**WHAT THIS TASK INVOLVES**
Below are some records; repeat them all exactly, minus the pictures.

[Stored entries]
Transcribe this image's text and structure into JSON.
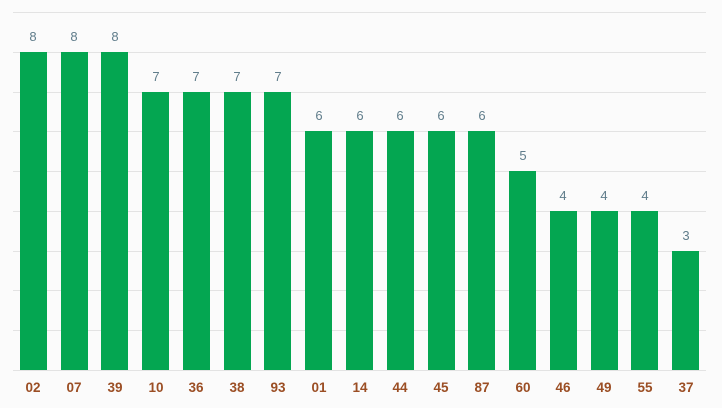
{
  "chart_data": {
    "type": "bar",
    "title": "",
    "xlabel": "",
    "ylabel": "",
    "legend_position": "none",
    "grid": true,
    "ylim": [
      0,
      9
    ],
    "gridline_step": 1,
    "categories": [
      "02",
      "07",
      "39",
      "10",
      "36",
      "38",
      "93",
      "01",
      "14",
      "44",
      "45",
      "87",
      "60",
      "46",
      "49",
      "55",
      "37"
    ],
    "values": [
      8,
      8,
      8,
      7,
      7,
      7,
      7,
      6,
      6,
      6,
      6,
      6,
      5,
      4,
      4,
      4,
      3
    ],
    "colors": {
      "bar": "#04a651",
      "value_label": "#607d8b",
      "category_label": "#9b4e24",
      "gridline": "#e3e3e3",
      "background": "#fbfbfb"
    }
  }
}
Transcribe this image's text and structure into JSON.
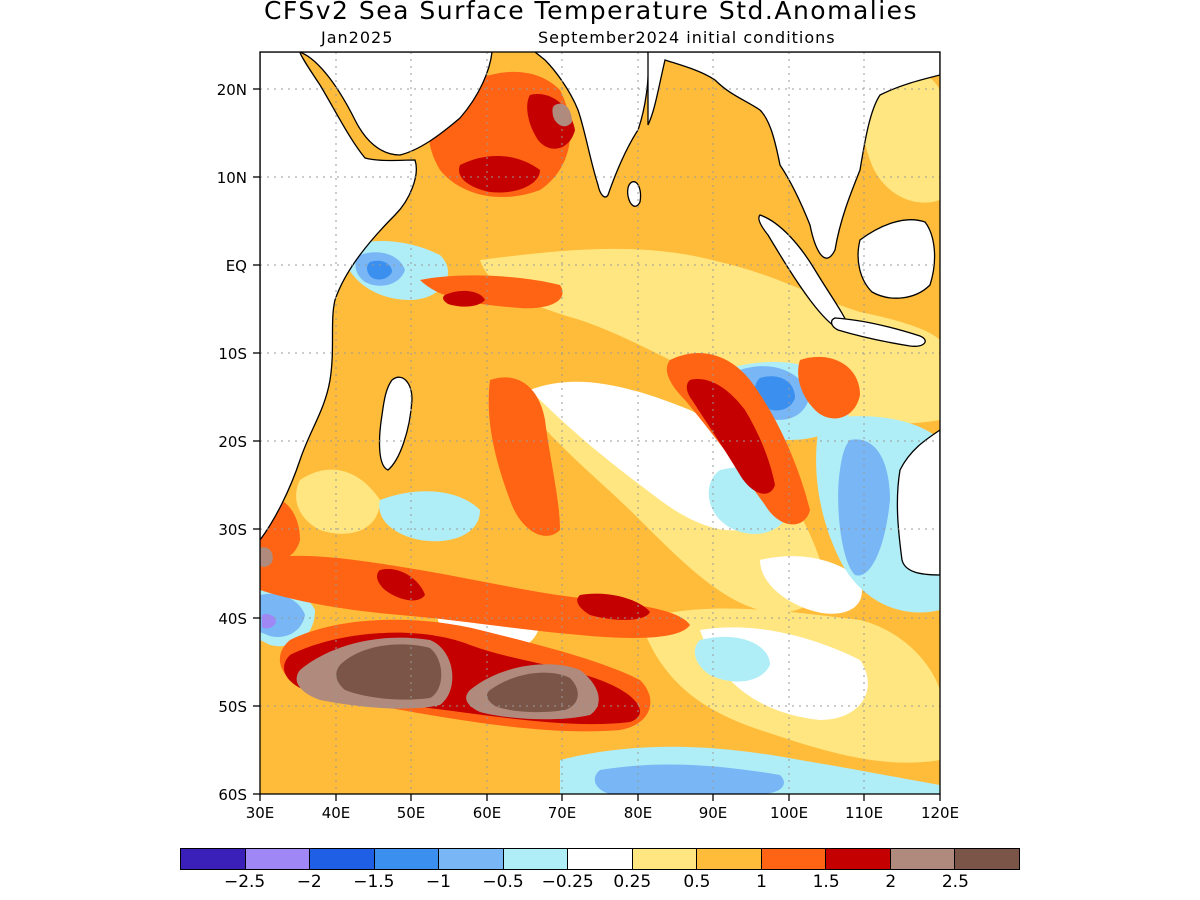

**SOLUTION FOR THIS PROBLEM**
Transcribe this image's text and structure into JSON.
{
  "chart_data": {
    "type": "bar",
    "title": "",
    "xlabel": "",
    "ylabel": "",
    "legend_position": "none",
    "grid": true,
    "ylim": [
      0,
      9
    ],
    "gridline_step": 1,
    "categories": [
      "02",
      "07",
      "39",
      "10",
      "36",
      "38",
      "93",
      "01",
      "14",
      "44",
      "45",
      "87",
      "60",
      "46",
      "49",
      "55",
      "37"
    ],
    "values": [
      8,
      8,
      8,
      7,
      7,
      7,
      7,
      6,
      6,
      6,
      6,
      6,
      5,
      4,
      4,
      4,
      3
    ],
    "colors": {
      "bar": "#04a651",
      "value_label": "#607d8b",
      "category_label": "#9b4e24",
      "gridline": "#e3e3e3",
      "background": "#fbfbfb"
    }
  }
}
Transcribe this image's text and structure into JSON.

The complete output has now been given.